## Requirements
Work out how many lines hold the string "beaucoup". The answer is a single number, nothing more.

## Data entries
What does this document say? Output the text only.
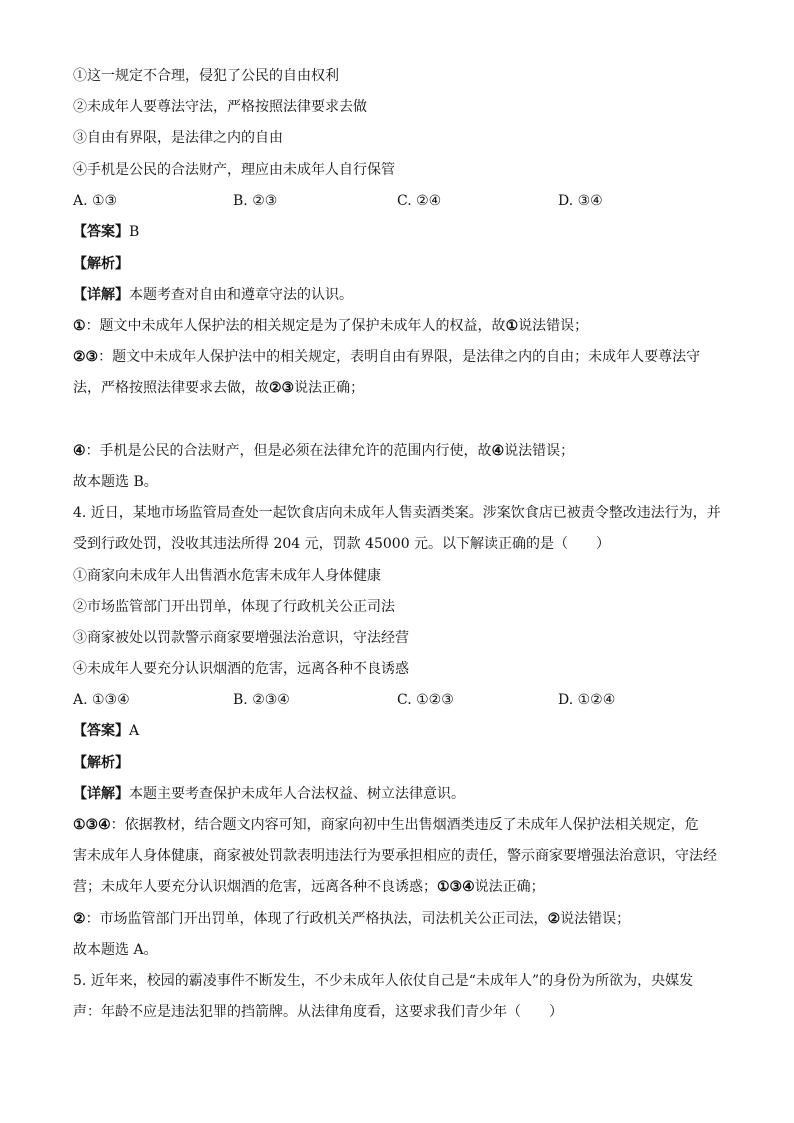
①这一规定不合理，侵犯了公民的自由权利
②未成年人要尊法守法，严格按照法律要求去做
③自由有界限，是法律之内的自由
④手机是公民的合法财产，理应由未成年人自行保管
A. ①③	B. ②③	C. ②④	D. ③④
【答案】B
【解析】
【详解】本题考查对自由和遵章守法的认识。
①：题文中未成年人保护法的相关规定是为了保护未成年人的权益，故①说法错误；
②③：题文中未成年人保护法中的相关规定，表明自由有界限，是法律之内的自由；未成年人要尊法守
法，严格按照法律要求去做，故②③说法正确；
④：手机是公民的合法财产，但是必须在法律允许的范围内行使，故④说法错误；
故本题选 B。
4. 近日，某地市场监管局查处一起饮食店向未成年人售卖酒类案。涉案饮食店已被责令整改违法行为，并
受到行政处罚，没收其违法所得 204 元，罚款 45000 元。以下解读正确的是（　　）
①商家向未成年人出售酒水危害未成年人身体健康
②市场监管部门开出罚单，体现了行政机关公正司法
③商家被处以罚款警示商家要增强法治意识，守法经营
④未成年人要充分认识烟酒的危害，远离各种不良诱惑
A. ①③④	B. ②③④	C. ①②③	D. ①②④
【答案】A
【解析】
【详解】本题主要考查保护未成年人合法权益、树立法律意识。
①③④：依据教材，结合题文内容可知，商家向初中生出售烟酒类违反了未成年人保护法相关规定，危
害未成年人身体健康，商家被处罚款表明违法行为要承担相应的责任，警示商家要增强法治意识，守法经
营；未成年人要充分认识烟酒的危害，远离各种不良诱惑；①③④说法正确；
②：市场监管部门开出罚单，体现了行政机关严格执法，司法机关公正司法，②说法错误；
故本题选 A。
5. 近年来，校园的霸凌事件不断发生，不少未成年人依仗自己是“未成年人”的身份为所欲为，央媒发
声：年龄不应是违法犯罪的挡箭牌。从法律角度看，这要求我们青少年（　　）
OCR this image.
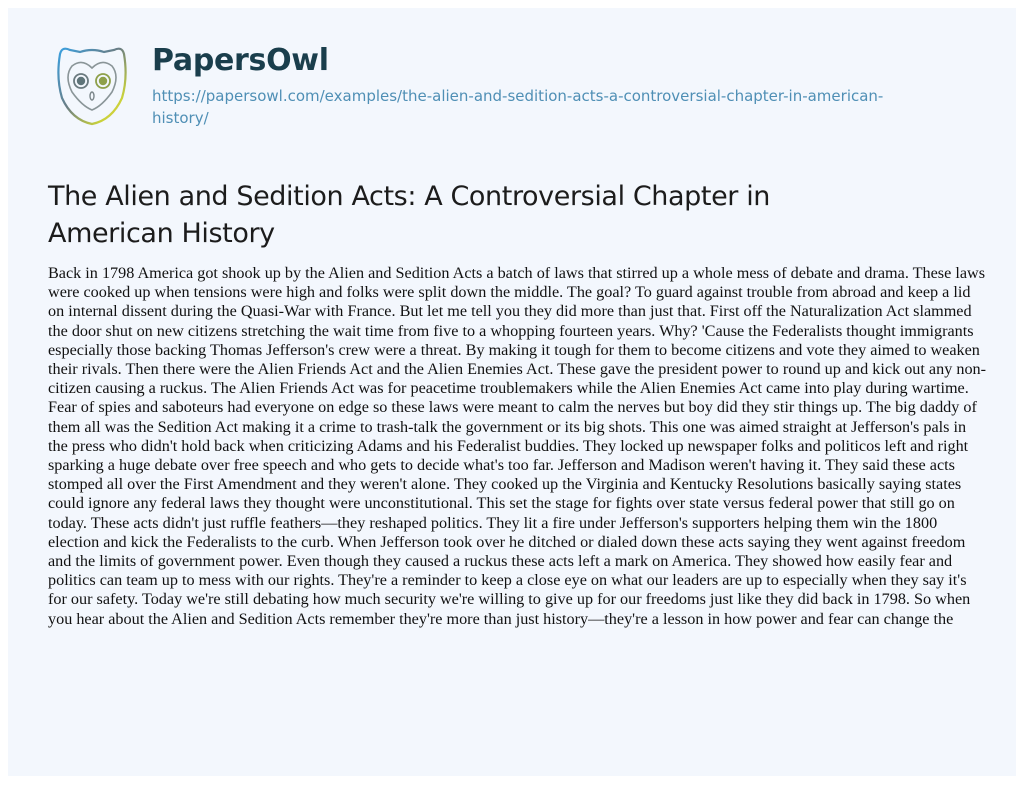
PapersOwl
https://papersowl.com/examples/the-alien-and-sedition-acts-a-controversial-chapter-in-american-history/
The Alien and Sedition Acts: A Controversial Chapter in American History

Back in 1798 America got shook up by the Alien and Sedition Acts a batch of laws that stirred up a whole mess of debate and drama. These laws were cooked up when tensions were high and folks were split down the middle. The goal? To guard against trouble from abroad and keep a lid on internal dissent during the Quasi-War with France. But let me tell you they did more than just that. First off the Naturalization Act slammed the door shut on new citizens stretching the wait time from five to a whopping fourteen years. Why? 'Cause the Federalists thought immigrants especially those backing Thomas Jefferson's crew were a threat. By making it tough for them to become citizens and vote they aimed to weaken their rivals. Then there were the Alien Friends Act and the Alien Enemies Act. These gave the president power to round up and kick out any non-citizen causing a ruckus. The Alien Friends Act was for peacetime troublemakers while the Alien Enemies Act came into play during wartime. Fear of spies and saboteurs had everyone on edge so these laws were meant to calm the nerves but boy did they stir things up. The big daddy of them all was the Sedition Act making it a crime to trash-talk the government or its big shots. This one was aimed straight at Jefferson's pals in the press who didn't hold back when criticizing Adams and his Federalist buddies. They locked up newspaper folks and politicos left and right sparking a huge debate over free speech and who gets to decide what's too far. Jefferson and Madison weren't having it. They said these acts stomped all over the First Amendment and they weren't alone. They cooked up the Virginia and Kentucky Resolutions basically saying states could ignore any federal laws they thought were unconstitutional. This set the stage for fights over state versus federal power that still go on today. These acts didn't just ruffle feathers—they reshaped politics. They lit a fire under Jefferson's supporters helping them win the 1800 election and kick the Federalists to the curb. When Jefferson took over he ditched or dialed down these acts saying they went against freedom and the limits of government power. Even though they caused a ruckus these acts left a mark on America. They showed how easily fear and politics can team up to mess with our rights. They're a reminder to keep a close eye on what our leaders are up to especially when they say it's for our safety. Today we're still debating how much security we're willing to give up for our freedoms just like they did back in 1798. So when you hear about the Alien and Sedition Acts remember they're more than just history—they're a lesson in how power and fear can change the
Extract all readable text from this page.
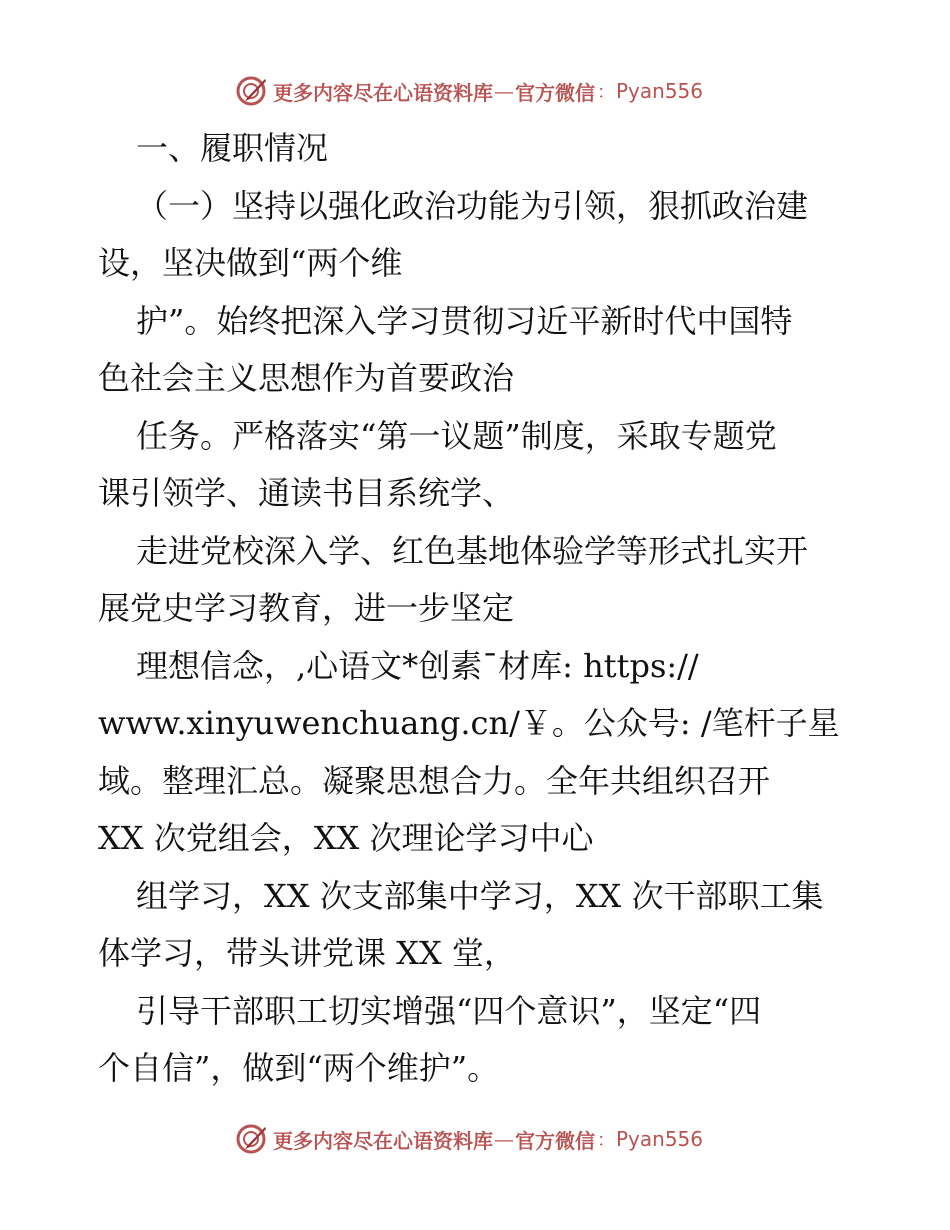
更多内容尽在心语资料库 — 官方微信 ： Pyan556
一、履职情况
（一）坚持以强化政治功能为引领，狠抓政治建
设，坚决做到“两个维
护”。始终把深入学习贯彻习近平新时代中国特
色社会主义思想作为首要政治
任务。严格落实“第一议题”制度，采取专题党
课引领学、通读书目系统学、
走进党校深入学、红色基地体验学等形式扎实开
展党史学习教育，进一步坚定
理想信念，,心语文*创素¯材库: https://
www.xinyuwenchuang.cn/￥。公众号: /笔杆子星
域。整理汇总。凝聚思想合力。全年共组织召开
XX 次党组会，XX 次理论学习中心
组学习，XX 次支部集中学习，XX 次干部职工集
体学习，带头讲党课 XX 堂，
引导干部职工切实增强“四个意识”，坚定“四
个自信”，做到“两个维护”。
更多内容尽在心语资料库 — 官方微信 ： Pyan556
--
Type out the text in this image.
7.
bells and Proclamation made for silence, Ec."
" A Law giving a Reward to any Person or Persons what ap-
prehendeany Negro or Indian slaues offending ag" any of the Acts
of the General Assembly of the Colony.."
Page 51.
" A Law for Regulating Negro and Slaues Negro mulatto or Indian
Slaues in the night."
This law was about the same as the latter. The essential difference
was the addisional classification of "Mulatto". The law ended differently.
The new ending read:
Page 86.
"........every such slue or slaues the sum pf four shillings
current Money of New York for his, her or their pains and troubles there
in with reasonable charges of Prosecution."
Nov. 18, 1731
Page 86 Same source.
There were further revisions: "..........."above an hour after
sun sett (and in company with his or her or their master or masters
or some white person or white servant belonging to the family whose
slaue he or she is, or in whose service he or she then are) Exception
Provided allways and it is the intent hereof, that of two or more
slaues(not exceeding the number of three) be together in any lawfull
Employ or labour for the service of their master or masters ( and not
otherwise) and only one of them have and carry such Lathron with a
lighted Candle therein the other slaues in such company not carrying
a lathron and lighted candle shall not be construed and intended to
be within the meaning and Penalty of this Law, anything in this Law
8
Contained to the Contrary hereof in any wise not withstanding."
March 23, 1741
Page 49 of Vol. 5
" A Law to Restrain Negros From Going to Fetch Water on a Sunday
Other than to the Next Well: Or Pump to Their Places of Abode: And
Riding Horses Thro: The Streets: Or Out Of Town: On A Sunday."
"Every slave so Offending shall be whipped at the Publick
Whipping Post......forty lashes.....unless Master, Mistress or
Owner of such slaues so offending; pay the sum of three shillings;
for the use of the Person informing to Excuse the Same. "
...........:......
* * *
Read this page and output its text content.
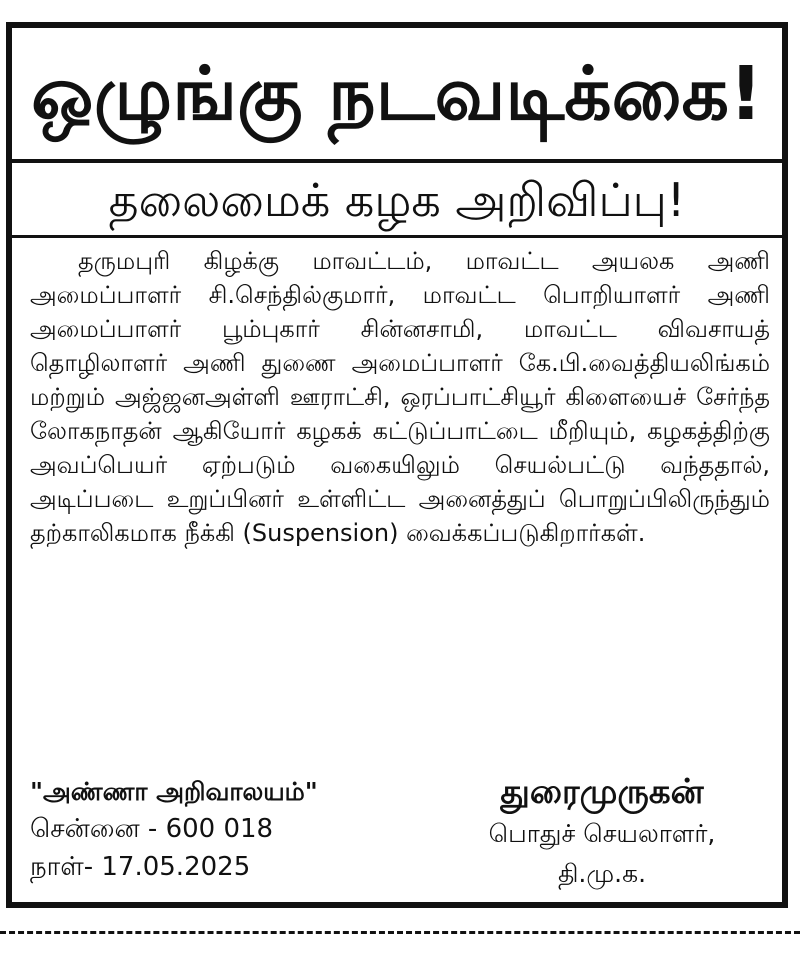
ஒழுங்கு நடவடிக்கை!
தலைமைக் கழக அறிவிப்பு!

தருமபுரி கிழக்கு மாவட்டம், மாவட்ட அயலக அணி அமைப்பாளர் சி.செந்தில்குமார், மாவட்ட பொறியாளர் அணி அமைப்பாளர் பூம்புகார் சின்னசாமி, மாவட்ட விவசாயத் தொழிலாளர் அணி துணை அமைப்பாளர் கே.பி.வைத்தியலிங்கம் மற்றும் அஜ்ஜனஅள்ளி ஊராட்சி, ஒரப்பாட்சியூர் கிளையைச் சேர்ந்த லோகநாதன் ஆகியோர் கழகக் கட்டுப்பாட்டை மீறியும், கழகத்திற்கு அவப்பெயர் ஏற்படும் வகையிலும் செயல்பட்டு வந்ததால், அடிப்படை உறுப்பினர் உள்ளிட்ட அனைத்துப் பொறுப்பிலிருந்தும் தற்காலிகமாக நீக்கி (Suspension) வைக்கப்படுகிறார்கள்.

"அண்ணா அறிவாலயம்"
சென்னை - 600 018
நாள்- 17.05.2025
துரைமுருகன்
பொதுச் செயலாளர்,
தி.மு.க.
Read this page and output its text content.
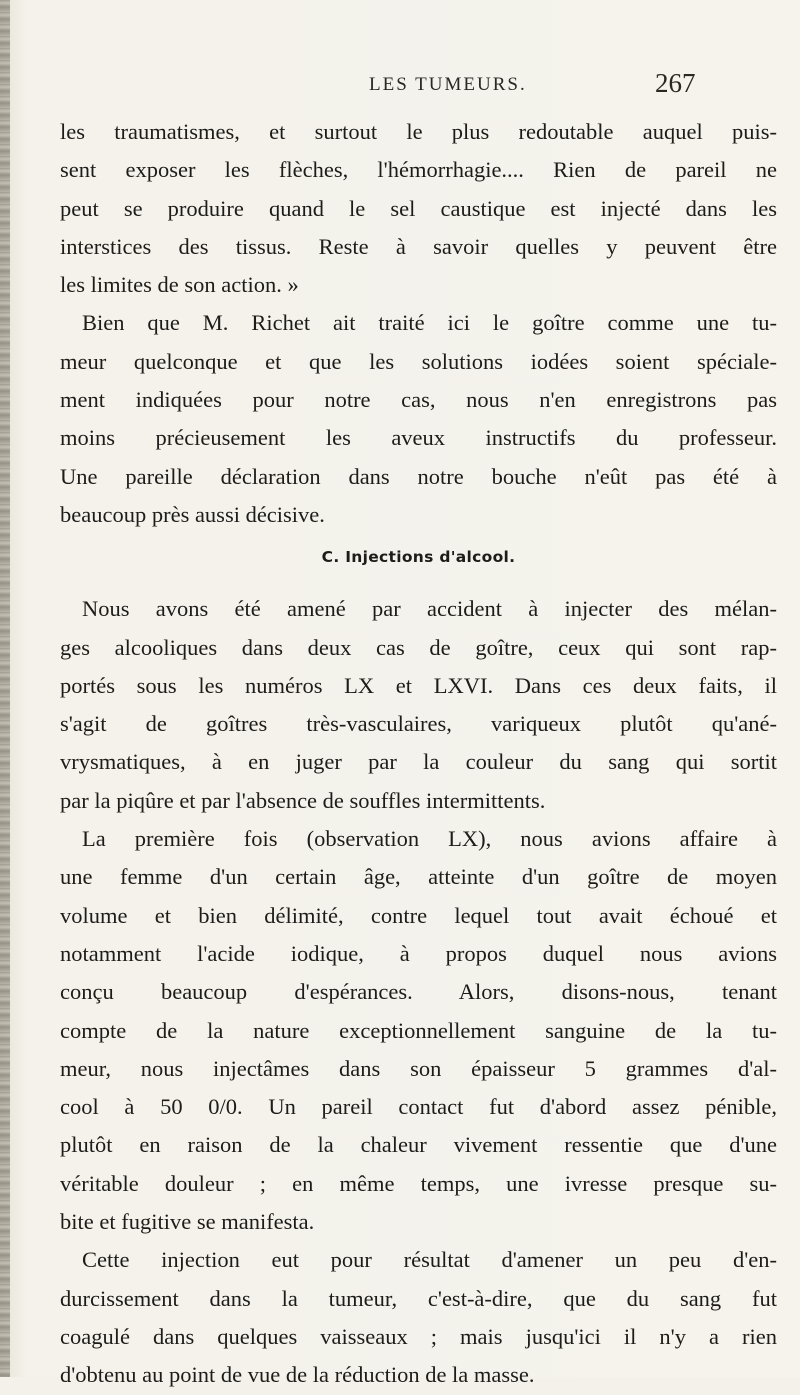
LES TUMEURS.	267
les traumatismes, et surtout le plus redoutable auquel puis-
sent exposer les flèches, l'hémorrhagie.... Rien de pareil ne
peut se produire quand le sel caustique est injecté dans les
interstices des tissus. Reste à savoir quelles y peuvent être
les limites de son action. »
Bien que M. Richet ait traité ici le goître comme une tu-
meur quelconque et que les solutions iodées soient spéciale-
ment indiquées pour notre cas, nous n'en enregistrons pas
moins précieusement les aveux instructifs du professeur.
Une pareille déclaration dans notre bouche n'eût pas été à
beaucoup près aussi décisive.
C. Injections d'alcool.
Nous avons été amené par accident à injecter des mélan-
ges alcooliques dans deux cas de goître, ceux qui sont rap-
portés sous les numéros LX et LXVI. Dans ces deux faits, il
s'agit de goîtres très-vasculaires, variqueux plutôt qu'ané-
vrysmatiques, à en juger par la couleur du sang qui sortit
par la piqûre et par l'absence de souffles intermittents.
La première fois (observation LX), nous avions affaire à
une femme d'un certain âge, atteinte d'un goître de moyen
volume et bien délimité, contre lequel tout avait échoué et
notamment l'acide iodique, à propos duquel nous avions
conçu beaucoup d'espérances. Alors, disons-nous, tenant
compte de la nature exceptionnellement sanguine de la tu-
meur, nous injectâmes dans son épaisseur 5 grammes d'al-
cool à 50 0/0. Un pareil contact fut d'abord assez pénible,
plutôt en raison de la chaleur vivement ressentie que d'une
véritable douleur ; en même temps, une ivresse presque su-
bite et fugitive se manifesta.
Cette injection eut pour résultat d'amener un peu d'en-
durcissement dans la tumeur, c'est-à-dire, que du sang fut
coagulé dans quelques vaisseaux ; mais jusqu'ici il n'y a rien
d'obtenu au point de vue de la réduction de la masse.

## Response to this exercise
2